> _Exercise directions_
Emit all the data exactly as provided.

> _Records for the exercise_
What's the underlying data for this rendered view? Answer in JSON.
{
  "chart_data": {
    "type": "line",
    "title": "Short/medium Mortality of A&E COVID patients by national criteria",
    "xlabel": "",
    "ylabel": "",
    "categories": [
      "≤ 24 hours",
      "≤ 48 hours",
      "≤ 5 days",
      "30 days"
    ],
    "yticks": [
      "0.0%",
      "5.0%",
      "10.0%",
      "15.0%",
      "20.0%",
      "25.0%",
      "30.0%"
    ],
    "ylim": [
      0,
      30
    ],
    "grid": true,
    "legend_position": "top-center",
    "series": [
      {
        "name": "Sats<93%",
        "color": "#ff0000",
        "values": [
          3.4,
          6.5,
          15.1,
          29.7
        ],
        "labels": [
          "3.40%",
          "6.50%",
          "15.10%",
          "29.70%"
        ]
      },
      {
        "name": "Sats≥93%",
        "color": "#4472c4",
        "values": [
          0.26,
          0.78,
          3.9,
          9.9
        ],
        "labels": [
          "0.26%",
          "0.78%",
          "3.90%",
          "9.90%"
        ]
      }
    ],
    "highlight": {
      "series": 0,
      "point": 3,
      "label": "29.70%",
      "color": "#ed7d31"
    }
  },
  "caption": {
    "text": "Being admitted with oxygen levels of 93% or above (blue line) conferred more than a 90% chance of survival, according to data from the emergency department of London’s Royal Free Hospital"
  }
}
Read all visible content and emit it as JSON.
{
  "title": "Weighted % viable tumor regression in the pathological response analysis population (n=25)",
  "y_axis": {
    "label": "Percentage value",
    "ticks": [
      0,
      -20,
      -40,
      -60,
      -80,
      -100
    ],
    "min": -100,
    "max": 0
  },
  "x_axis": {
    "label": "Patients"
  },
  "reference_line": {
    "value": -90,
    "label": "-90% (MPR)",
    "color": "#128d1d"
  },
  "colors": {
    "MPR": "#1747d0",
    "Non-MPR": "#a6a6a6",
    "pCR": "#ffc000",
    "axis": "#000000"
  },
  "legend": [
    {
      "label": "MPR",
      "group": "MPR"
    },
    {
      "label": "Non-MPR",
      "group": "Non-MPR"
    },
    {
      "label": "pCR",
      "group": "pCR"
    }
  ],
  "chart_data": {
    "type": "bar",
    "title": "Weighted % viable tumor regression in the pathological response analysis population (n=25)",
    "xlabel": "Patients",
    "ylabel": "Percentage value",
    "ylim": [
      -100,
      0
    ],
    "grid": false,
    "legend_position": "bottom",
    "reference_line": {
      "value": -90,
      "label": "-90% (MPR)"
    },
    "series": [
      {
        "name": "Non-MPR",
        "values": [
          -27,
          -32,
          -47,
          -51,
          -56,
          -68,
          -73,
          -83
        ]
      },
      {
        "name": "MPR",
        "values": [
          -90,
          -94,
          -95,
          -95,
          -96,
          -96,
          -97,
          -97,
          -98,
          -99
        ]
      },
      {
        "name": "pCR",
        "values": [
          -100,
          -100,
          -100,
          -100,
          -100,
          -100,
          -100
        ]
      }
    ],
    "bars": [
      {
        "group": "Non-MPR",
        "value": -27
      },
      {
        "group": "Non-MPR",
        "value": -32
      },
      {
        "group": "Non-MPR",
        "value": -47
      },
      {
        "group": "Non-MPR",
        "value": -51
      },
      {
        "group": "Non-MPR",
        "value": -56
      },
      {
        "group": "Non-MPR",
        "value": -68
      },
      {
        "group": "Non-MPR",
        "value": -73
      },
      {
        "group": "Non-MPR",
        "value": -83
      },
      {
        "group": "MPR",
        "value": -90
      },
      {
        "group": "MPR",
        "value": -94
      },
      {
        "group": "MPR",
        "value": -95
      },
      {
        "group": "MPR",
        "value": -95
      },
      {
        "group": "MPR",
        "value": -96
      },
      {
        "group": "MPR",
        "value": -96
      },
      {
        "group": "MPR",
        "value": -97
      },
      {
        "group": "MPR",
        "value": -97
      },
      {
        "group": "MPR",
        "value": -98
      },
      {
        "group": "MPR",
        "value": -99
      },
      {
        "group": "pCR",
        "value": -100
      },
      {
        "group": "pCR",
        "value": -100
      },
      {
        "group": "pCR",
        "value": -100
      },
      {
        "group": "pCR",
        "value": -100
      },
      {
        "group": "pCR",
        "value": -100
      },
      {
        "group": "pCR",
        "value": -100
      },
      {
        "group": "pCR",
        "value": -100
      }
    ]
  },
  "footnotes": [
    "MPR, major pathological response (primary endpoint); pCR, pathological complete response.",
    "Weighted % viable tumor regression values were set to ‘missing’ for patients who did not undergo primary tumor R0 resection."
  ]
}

> _Solution for this problem_
What's the underlying data for this rendered view? Answer in JSON.
{
  "chart_data": {
    "type": "line",
    "title": "Short/medium Mortality of A&E COVID patients by national criteria",
    "xlabel": "",
    "ylabel": "",
    "categories": [
      "≤ 24 hours",
      "≤ 48 hours",
      "≤ 5 days",
      "30 days"
    ],
    "yticks": [
      "0.0%",
      "5.0%",
      "10.0%",
      "15.0%",
      "20.0%",
      "25.0%",
      "30.0%"
    ],
    "ylim": [
      0,
      30
    ],
    "grid": true,
    "legend_position": "top-center",
    "series": [
      {
        "name": "Sats<93%",
        "color": "#ff0000",
        "values": [
          3.4,
          6.5,
          15.1,
          29.7
        ],
        "labels": [
          "3.40%",
          "6.50%",
          "15.10%",
          "29.70%"
        ]
      },
      {
        "name": "Sats≥93%",
        "color": "#4472c4",
        "values": [
          0.26,
          0.78,
          3.9,
          9.9
        ],
        "labels": [
          "0.26%",
          "0.78%",
          "3.90%",
          "9.90%"
        ]
      }
    ],
    "highlight": {
      "series": 0,
      "point": 3,
      "label": "29.70%",
      "color": "#ed7d31"
    }
  },
  "caption": {
    "text": "Being admitted with oxygen levels of 93% or above (blue line) conferred more than a 90% chance of survival, according to data from the emergency department of London’s Royal Free Hospital"
  }
}
Read all visible content and emit it as JSON.
{
  "title": "Weighted % viable tumor regression in the pathological response analysis population (n=25)",
  "y_axis": {
    "label": "Percentage value",
    "ticks": [
      0,
      -20,
      -40,
      -60,
      -80,
      -100
    ],
    "min": -100,
    "max": 0
  },
  "x_axis": {
    "label": "Patients"
  },
  "reference_line": {
    "value": -90,
    "label": "-90% (MPR)",
    "color": "#128d1d"
  },
  "colors": {
    "MPR": "#1747d0",
    "Non-MPR": "#a6a6a6",
    "pCR": "#ffc000",
    "axis": "#000000"
  },
  "legend": [
    {
      "label": "MPR",
      "group": "MPR"
    },
    {
      "label": "Non-MPR",
      "group": "Non-MPR"
    },
    {
      "label": "pCR",
      "group": "pCR"
    }
  ],
  "chart_data": {
    "type": "bar",
    "title": "Weighted % viable tumor regression in the pathological response analysis population (n=25)",
    "xlabel": "Patients",
    "ylabel": "Percentage value",
    "ylim": [
      -100,
      0
    ],
    "grid": false,
    "legend_position": "bottom",
    "reference_line": {
      "value": -90,
      "label": "-90% (MPR)"
    },
    "series": [
      {
        "name": "Non-MPR",
        "values": [
          -27,
          -32,
          -47,
          -51,
          -56,
          -68,
          -73,
          -83
        ]
      },
      {
        "name": "MPR",
        "values": [
          -90,
          -94,
          -95,
          -95,
          -96,
          -96,
          -97,
          -97,
          -98,
          -99
        ]
      },
      {
        "name": "pCR",
        "values": [
          -100,
          -100,
          -100,
          -100,
          -100,
          -100,
          -100
        ]
      }
    ],
    "bars": [
      {
        "group": "Non-MPR",
        "value": -27
      },
      {
        "group": "Non-MPR",
        "value": -32
      },
      {
        "group": "Non-MPR",
        "value": -47
      },
      {
        "group": "Non-MPR",
        "value": -51
      },
      {
        "group": "Non-MPR",
        "value": -56
      },
      {
        "group": "Non-MPR",
        "value": -68
      },
      {
        "group": "Non-MPR",
        "value": -73
      },
      {
        "group": "Non-MPR",
        "value": -83
      },
      {
        "group": "MPR",
        "value": -90
      },
      {
        "group": "MPR",
        "value": -94
      },
      {
        "group": "MPR",
        "value": -95
      },
      {
        "group": "MPR",
        "value": -95
      },
      {
        "group": "MPR",
        "value": -96
      },
      {
        "group": "MPR",
        "value": -96
      },
      {
        "group": "MPR",
        "value": -97
      },
      {
        "group": "MPR",
        "value": -97
      },
      {
        "group": "MPR",
        "value": -98
      },
      {
        "group": "MPR",
        "value": -99
      },
      {
        "group": "pCR",
        "value": -100
      },
      {
        "group": "pCR",
        "value": -100
      },
      {
        "group": "pCR",
        "value": -100
      },
      {
        "group": "pCR",
        "value": -100
      },
      {
        "group": "pCR",
        "value": -100
      },
      {
        "group": "pCR",
        "value": -100
      },
      {
        "group": "pCR",
        "value": -100
      }
    ]
  },
  "footnotes": [
    "MPR, major pathological response (primary endpoint); pCR, pathological complete response.",
    "Weighted % viable tumor regression values were set to ‘missing’ for patients who did not undergo primary tumor R0 resection."
  ]
}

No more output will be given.